# Exercise instructions
For each line below that includes the word "LINK", make a copy.

(Dataset rows about figures)
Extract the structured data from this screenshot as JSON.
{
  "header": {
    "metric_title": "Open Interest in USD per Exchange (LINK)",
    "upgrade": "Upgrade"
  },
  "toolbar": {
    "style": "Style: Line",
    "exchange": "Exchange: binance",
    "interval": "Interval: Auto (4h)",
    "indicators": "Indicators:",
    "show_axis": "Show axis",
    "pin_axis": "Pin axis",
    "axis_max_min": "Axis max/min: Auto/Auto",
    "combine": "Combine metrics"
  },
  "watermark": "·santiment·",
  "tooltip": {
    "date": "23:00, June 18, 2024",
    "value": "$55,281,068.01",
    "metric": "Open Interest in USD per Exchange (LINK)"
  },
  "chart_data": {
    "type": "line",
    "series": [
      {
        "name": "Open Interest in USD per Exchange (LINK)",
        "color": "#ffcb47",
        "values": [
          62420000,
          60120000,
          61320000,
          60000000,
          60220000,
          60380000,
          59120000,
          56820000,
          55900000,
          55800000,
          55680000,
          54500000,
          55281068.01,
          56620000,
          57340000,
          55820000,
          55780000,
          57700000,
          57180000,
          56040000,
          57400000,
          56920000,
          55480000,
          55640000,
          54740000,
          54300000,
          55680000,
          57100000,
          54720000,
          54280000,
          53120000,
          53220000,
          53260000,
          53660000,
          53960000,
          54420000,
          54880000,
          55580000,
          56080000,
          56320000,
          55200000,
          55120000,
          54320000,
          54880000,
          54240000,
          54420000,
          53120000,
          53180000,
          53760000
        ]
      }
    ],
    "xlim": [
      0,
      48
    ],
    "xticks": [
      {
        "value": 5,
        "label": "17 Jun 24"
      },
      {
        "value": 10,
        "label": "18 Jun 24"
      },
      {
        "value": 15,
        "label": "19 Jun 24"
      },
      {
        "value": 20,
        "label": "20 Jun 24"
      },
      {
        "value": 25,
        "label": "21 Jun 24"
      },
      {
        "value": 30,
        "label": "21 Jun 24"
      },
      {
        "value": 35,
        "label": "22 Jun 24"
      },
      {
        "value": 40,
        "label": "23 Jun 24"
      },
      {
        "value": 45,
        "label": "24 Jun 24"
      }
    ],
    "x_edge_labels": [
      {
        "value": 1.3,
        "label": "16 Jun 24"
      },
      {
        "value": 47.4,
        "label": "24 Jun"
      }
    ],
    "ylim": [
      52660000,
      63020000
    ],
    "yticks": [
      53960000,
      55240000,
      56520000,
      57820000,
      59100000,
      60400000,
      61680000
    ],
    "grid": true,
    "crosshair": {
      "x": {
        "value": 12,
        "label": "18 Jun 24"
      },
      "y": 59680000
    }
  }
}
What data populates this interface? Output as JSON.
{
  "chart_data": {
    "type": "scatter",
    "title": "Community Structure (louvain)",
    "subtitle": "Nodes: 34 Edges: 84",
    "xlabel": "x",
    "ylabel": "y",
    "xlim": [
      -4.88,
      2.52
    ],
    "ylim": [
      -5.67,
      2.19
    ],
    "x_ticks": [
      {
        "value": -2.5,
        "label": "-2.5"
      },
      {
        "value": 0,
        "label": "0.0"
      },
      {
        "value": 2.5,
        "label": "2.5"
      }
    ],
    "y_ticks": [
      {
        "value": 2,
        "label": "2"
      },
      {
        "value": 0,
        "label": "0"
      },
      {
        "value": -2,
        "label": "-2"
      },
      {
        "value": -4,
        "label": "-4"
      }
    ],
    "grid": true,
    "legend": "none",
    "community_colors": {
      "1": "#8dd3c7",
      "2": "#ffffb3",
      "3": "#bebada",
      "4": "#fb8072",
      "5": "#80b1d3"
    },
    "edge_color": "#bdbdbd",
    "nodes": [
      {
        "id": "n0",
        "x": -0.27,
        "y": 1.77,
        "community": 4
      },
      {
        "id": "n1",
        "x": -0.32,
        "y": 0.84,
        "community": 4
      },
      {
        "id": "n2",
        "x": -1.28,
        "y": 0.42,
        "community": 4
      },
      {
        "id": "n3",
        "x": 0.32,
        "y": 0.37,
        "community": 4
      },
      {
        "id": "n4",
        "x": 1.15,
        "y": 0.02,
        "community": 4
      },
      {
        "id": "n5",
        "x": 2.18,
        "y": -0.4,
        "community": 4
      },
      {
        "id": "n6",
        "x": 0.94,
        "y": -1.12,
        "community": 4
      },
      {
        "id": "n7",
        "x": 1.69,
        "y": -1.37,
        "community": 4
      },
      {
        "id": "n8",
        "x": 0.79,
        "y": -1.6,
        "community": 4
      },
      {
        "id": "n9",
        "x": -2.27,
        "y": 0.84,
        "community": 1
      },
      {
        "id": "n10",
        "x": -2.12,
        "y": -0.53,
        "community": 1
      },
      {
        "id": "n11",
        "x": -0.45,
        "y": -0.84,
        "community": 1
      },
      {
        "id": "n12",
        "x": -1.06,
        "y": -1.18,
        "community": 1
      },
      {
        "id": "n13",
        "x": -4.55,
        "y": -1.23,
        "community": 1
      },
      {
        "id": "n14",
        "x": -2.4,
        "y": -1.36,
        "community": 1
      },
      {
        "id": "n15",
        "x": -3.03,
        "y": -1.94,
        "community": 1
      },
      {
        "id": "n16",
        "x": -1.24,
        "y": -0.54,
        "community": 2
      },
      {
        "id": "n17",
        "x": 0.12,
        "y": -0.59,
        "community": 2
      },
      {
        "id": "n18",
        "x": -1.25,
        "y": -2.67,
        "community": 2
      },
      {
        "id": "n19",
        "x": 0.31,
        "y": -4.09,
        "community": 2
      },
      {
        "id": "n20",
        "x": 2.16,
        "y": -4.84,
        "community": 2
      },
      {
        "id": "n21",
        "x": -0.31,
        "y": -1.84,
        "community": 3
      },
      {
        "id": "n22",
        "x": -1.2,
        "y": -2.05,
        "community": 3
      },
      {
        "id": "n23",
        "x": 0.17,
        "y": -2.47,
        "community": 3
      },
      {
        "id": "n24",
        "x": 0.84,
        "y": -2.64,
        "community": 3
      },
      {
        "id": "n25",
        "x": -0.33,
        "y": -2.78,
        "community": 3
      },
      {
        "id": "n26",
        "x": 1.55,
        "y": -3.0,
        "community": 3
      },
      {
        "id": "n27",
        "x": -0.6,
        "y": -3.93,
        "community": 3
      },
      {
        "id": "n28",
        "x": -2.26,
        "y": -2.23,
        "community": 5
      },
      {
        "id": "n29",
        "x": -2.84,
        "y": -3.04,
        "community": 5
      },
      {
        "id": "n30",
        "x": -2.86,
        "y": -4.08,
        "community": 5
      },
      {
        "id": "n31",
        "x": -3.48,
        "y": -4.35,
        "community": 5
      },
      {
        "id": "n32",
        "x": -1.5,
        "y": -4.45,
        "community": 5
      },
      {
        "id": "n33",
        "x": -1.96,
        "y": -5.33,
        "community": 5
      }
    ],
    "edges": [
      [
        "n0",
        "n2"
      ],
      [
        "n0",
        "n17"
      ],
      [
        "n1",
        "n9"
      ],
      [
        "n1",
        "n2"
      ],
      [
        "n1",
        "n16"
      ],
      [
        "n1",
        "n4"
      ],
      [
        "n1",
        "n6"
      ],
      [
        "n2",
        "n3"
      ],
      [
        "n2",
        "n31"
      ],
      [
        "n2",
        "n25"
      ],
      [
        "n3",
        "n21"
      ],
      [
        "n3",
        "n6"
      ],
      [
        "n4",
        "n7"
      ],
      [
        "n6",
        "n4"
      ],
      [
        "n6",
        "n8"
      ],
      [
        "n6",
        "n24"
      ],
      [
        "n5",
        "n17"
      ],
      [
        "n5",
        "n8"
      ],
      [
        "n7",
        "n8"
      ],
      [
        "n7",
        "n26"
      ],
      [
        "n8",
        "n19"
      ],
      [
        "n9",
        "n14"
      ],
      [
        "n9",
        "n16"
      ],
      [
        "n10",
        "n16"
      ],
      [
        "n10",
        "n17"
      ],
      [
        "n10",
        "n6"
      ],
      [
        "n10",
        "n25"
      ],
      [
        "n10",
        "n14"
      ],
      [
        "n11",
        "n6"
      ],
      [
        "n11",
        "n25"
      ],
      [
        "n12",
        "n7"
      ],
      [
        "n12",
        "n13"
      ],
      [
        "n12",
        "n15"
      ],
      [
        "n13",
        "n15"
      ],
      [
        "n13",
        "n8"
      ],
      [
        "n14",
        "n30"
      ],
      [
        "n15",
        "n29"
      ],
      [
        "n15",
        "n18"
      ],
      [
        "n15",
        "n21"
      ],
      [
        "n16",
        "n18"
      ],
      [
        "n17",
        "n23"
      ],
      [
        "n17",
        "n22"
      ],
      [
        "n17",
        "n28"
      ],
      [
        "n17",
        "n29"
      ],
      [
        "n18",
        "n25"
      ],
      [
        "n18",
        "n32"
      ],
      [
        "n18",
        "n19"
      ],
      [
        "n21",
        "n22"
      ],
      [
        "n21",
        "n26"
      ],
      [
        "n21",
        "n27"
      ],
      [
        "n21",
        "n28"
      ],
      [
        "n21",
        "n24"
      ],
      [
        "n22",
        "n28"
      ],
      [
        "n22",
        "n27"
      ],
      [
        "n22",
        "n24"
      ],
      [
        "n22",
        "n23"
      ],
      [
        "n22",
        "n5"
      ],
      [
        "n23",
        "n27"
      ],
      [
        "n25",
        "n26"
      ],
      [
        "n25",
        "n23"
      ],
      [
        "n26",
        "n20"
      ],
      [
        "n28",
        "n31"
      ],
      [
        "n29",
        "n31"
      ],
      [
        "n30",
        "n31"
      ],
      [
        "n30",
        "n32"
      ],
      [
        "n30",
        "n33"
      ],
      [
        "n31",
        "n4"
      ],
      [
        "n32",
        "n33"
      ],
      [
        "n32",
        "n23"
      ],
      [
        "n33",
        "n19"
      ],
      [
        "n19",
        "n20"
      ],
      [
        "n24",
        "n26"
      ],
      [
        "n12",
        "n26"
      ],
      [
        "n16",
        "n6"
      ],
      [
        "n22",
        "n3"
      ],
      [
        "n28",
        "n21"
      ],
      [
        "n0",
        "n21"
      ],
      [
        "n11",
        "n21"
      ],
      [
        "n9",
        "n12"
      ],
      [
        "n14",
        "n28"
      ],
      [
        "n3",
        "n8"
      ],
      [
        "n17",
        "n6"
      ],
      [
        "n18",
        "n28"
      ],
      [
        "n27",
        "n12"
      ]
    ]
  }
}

# Full answer
    "metric_title": "Open Interest in USD per Exchange (LINK)",
    "metric": "Open Interest in USD per Exchange (LINK)"
        "name": "Open Interest in USD per Exchange (LINK)",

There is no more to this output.